==== Data supplied ====

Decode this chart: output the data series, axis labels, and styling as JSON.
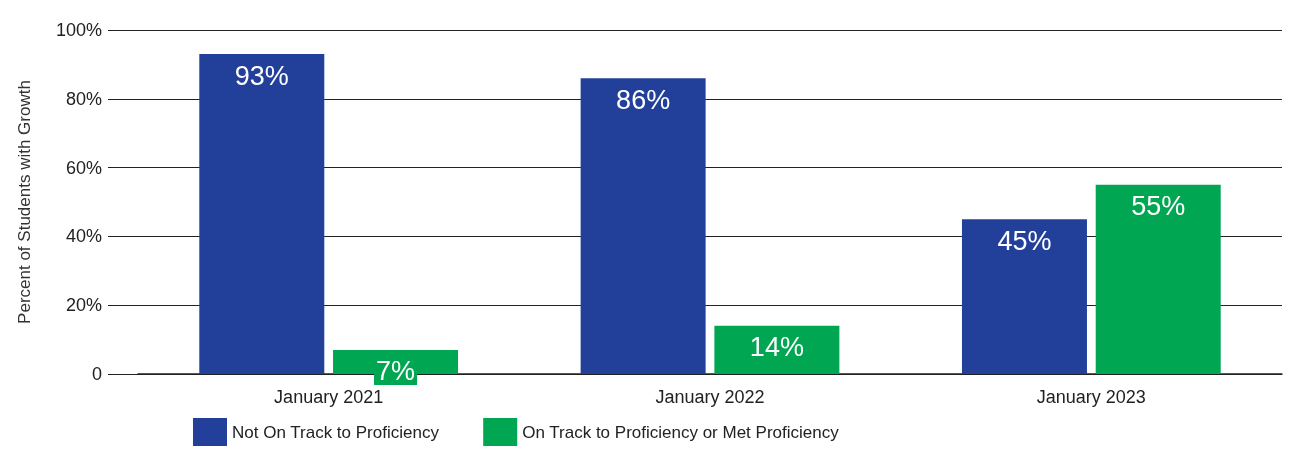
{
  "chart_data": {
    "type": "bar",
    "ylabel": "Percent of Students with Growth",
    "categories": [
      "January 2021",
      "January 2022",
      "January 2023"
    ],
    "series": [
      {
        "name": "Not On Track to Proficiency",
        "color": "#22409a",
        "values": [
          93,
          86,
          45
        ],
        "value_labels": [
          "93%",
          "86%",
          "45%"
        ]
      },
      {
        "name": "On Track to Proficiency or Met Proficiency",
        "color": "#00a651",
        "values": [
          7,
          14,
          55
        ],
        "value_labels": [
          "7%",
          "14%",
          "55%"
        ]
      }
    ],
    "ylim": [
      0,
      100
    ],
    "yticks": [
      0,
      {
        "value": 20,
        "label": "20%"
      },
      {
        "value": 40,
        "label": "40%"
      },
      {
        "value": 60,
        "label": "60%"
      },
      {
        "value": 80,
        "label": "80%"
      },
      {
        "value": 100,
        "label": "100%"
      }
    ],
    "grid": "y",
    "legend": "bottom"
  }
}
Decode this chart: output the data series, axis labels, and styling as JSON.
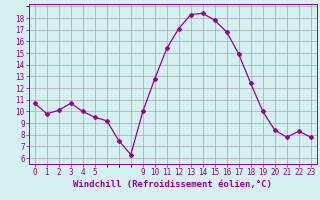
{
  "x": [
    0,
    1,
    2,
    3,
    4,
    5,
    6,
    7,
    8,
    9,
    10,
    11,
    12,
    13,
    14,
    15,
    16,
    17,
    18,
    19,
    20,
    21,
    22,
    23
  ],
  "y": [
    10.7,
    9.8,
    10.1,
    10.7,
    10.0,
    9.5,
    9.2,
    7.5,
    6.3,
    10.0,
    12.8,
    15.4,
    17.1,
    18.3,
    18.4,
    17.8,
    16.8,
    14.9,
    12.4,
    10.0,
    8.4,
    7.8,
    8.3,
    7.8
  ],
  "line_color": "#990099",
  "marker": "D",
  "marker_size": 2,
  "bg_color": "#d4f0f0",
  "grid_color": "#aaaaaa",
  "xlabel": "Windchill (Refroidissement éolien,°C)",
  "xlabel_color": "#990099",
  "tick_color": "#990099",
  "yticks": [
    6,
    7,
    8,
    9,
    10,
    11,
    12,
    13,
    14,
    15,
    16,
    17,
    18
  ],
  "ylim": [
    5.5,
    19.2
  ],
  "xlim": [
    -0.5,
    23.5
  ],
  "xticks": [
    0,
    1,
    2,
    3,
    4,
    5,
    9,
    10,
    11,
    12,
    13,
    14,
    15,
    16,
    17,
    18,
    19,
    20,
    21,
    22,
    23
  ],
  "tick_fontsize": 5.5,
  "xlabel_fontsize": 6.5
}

====

## Stated exercise
Retype all of the entries exactly as written, leaving out any images.

## Full output
Decode this chart: output the data series, axis labels, and styling as JSON.
{
  "chart_data": {
    "type": "bar",
    "ylabel": "Percent of Students with Growth",
    "categories": [
      "January 2021",
      "January 2022",
      "January 2023"
    ],
    "series": [
      {
        "name": "Not On Track to Proficiency",
        "color": "#22409a",
        "values": [
          93,
          86,
          45
        ],
        "value_labels": [
          "93%",
          "86%",
          "45%"
        ]
      },
      {
        "name": "On Track to Proficiency or Met Proficiency",
        "color": "#00a651",
        "values": [
          7,
          14,
          55
        ],
        "value_labels": [
          "7%",
          "14%",
          "55%"
        ]
      }
    ],
    "ylim": [
      0,
      100
    ],
    "yticks": [
      0,
      {
        "value": 20,
        "label": "20%"
      },
      {
        "value": 40,
        "label": "40%"
      },
      {
        "value": 60,
        "label": "60%"
      },
      {
        "value": 80,
        "label": "80%"
      },
      {
        "value": 100,
        "label": "100%"
      }
    ],
    "grid": "y",
    "legend": "bottom"
  }
}
Decode this chart: output the data series, axis labels, and styling as JSON.
{
  "x": [
    0,
    1,
    2,
    3,
    4,
    5,
    6,
    7,
    8,
    9,
    10,
    11,
    12,
    13,
    14,
    15,
    16,
    17,
    18,
    19,
    20,
    21,
    22,
    23
  ],
  "y": [
    10.7,
    9.8,
    10.1,
    10.7,
    10.0,
    9.5,
    9.2,
    7.5,
    6.3,
    10.0,
    12.8,
    15.4,
    17.1,
    18.3,
    18.4,
    17.8,
    16.8,
    14.9,
    12.4,
    10.0,
    8.4,
    7.8,
    8.3,
    7.8
  ],
  "line_color": "#990099",
  "marker": "D",
  "marker_size": 2,
  "bg_color": "#d4f0f0",
  "grid_color": "#aaaaaa",
  "xlabel": "Windchill (Refroidissement éolien,°C)",
  "xlabel_color": "#990099",
  "tick_color": "#990099",
  "yticks": [
    6,
    7,
    8,
    9,
    10,
    11,
    12,
    13,
    14,
    15,
    16,
    17,
    18
  ],
  "ylim": [
    5.5,
    19.2
  ],
  "xlim": [
    -0.5,
    23.5
  ],
  "xticks": [
    0,
    1,
    2,
    3,
    4,
    5,
    9,
    10,
    11,
    12,
    13,
    14,
    15,
    16,
    17,
    18,
    19,
    20,
    21,
    22,
    23
  ],
  "tick_fontsize": 5.5,
  "xlabel_fontsize": 6.5
}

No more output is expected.